Drop all images and give the records again exactly.

◆ MATERIAL TO PROCESS ◆
[BEGIN]

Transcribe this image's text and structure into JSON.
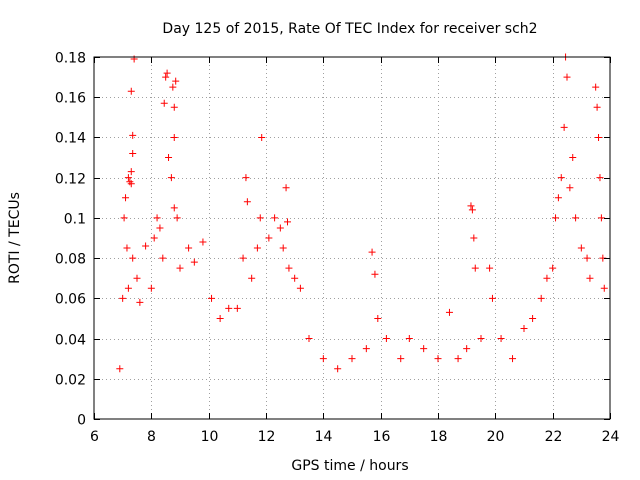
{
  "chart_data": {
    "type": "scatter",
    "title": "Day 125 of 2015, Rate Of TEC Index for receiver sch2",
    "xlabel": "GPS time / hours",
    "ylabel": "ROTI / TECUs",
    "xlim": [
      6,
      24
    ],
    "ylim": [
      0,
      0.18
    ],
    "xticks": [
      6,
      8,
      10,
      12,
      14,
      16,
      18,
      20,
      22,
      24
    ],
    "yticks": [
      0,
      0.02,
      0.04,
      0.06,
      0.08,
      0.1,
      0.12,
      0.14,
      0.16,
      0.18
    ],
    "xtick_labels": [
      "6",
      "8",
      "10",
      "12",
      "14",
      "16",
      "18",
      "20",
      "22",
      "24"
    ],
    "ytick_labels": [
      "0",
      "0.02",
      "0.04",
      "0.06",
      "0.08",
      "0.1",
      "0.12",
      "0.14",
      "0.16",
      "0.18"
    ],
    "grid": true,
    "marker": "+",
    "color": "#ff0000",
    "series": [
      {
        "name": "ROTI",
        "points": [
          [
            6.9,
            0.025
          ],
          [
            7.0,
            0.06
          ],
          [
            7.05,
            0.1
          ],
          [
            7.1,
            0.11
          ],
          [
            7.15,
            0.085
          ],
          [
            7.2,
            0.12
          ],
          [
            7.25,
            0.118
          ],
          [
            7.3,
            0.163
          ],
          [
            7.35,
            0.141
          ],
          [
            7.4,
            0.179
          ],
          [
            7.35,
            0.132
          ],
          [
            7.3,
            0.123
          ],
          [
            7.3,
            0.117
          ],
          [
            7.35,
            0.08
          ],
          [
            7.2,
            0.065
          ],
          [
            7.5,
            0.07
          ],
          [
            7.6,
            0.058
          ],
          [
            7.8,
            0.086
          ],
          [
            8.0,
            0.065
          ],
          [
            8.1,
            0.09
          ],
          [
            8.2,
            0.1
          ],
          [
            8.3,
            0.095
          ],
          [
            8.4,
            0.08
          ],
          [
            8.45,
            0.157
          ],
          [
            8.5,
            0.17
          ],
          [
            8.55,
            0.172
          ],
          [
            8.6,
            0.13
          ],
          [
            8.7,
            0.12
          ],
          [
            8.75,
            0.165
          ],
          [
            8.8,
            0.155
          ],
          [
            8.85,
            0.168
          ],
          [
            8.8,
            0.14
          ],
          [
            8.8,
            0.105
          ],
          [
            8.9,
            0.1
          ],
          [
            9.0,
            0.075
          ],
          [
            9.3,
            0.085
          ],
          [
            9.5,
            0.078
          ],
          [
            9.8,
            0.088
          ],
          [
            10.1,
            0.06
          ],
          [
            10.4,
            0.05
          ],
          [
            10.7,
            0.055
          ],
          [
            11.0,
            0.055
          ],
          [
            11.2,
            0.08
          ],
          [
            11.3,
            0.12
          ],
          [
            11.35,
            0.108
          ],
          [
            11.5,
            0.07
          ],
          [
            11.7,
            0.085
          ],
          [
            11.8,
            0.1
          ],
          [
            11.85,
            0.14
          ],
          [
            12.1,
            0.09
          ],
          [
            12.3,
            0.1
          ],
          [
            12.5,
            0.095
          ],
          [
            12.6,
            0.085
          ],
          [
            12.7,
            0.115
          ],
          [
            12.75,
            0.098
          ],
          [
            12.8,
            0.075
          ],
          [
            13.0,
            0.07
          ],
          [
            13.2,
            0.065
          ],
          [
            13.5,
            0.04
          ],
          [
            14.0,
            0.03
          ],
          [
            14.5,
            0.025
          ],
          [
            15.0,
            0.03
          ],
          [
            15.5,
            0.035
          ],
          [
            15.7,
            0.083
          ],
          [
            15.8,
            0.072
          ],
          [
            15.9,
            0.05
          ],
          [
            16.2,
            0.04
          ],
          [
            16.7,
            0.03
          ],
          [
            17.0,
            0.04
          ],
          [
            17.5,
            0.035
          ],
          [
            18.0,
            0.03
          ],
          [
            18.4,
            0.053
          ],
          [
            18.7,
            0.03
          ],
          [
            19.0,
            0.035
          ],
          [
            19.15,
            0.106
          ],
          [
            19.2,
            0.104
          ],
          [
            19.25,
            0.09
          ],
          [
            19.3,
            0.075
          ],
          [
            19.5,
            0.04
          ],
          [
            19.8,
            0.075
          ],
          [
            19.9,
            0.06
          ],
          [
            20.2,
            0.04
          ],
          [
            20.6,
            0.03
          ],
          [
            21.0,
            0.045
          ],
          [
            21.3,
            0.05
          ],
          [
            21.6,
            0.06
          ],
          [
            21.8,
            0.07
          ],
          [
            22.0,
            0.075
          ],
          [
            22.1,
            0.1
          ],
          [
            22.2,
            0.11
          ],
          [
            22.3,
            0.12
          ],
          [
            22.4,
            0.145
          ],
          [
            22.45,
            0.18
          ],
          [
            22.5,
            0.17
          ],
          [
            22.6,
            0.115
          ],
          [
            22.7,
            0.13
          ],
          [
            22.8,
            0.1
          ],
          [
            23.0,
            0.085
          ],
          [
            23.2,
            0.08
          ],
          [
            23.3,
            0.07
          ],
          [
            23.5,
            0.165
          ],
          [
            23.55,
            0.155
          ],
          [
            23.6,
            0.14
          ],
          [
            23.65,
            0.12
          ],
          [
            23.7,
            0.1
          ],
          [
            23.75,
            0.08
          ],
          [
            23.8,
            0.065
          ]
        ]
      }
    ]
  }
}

[END]

◆ SOLVED PROBLEM ◆
Transcribe this image's text and structure into JSON.
{
  "chart_data": {
    "type": "scatter",
    "title": "Day 125 of 2015, Rate Of TEC Index for receiver sch2",
    "xlabel": "GPS time / hours",
    "ylabel": "ROTI / TECUs",
    "xlim": [
      6,
      24
    ],
    "ylim": [
      0,
      0.18
    ],
    "xticks": [
      6,
      8,
      10,
      12,
      14,
      16,
      18,
      20,
      22,
      24
    ],
    "yticks": [
      0,
      0.02,
      0.04,
      0.06,
      0.08,
      0.1,
      0.12,
      0.14,
      0.16,
      0.18
    ],
    "xtick_labels": [
      "6",
      "8",
      "10",
      "12",
      "14",
      "16",
      "18",
      "20",
      "22",
      "24"
    ],
    "ytick_labels": [
      "0",
      "0.02",
      "0.04",
      "0.06",
      "0.08",
      "0.1",
      "0.12",
      "0.14",
      "0.16",
      "0.18"
    ],
    "grid": true,
    "marker": "+",
    "color": "#ff0000",
    "series": [
      {
        "name": "ROTI",
        "points": [
          [
            6.9,
            0.025
          ],
          [
            7.0,
            0.06
          ],
          [
            7.05,
            0.1
          ],
          [
            7.1,
            0.11
          ],
          [
            7.15,
            0.085
          ],
          [
            7.2,
            0.12
          ],
          [
            7.25,
            0.118
          ],
          [
            7.3,
            0.163
          ],
          [
            7.35,
            0.141
          ],
          [
            7.4,
            0.179
          ],
          [
            7.35,
            0.132
          ],
          [
            7.3,
            0.123
          ],
          [
            7.3,
            0.117
          ],
          [
            7.35,
            0.08
          ],
          [
            7.2,
            0.065
          ],
          [
            7.5,
            0.07
          ],
          [
            7.6,
            0.058
          ],
          [
            7.8,
            0.086
          ],
          [
            8.0,
            0.065
          ],
          [
            8.1,
            0.09
          ],
          [
            8.2,
            0.1
          ],
          [
            8.3,
            0.095
          ],
          [
            8.4,
            0.08
          ],
          [
            8.45,
            0.157
          ],
          [
            8.5,
            0.17
          ],
          [
            8.55,
            0.172
          ],
          [
            8.6,
            0.13
          ],
          [
            8.7,
            0.12
          ],
          [
            8.75,
            0.165
          ],
          [
            8.8,
            0.155
          ],
          [
            8.85,
            0.168
          ],
          [
            8.8,
            0.14
          ],
          [
            8.8,
            0.105
          ],
          [
            8.9,
            0.1
          ],
          [
            9.0,
            0.075
          ],
          [
            9.3,
            0.085
          ],
          [
            9.5,
            0.078
          ],
          [
            9.8,
            0.088
          ],
          [
            10.1,
            0.06
          ],
          [
            10.4,
            0.05
          ],
          [
            10.7,
            0.055
          ],
          [
            11.0,
            0.055
          ],
          [
            11.2,
            0.08
          ],
          [
            11.3,
            0.12
          ],
          [
            11.35,
            0.108
          ],
          [
            11.5,
            0.07
          ],
          [
            11.7,
            0.085
          ],
          [
            11.8,
            0.1
          ],
          [
            11.85,
            0.14
          ],
          [
            12.1,
            0.09
          ],
          [
            12.3,
            0.1
          ],
          [
            12.5,
            0.095
          ],
          [
            12.6,
            0.085
          ],
          [
            12.7,
            0.115
          ],
          [
            12.75,
            0.098
          ],
          [
            12.8,
            0.075
          ],
          [
            13.0,
            0.07
          ],
          [
            13.2,
            0.065
          ],
          [
            13.5,
            0.04
          ],
          [
            14.0,
            0.03
          ],
          [
            14.5,
            0.025
          ],
          [
            15.0,
            0.03
          ],
          [
            15.5,
            0.035
          ],
          [
            15.7,
            0.083
          ],
          [
            15.8,
            0.072
          ],
          [
            15.9,
            0.05
          ],
          [
            16.2,
            0.04
          ],
          [
            16.7,
            0.03
          ],
          [
            17.0,
            0.04
          ],
          [
            17.5,
            0.035
          ],
          [
            18.0,
            0.03
          ],
          [
            18.4,
            0.053
          ],
          [
            18.7,
            0.03
          ],
          [
            19.0,
            0.035
          ],
          [
            19.15,
            0.106
          ],
          [
            19.2,
            0.104
          ],
          [
            19.25,
            0.09
          ],
          [
            19.3,
            0.075
          ],
          [
            19.5,
            0.04
          ],
          [
            19.8,
            0.075
          ],
          [
            19.9,
            0.06
          ],
          [
            20.2,
            0.04
          ],
          [
            20.6,
            0.03
          ],
          [
            21.0,
            0.045
          ],
          [
            21.3,
            0.05
          ],
          [
            21.6,
            0.06
          ],
          [
            21.8,
            0.07
          ],
          [
            22.0,
            0.075
          ],
          [
            22.1,
            0.1
          ],
          [
            22.2,
            0.11
          ],
          [
            22.3,
            0.12
          ],
          [
            22.4,
            0.145
          ],
          [
            22.45,
            0.18
          ],
          [
            22.5,
            0.17
          ],
          [
            22.6,
            0.115
          ],
          [
            22.7,
            0.13
          ],
          [
            22.8,
            0.1
          ],
          [
            23.0,
            0.085
          ],
          [
            23.2,
            0.08
          ],
          [
            23.3,
            0.07
          ],
          [
            23.5,
            0.165
          ],
          [
            23.55,
            0.155
          ],
          [
            23.6,
            0.14
          ],
          [
            23.65,
            0.12
          ],
          [
            23.7,
            0.1
          ],
          [
            23.75,
            0.08
          ],
          [
            23.8,
            0.065
          ]
        ]
      }
    ]
  }
}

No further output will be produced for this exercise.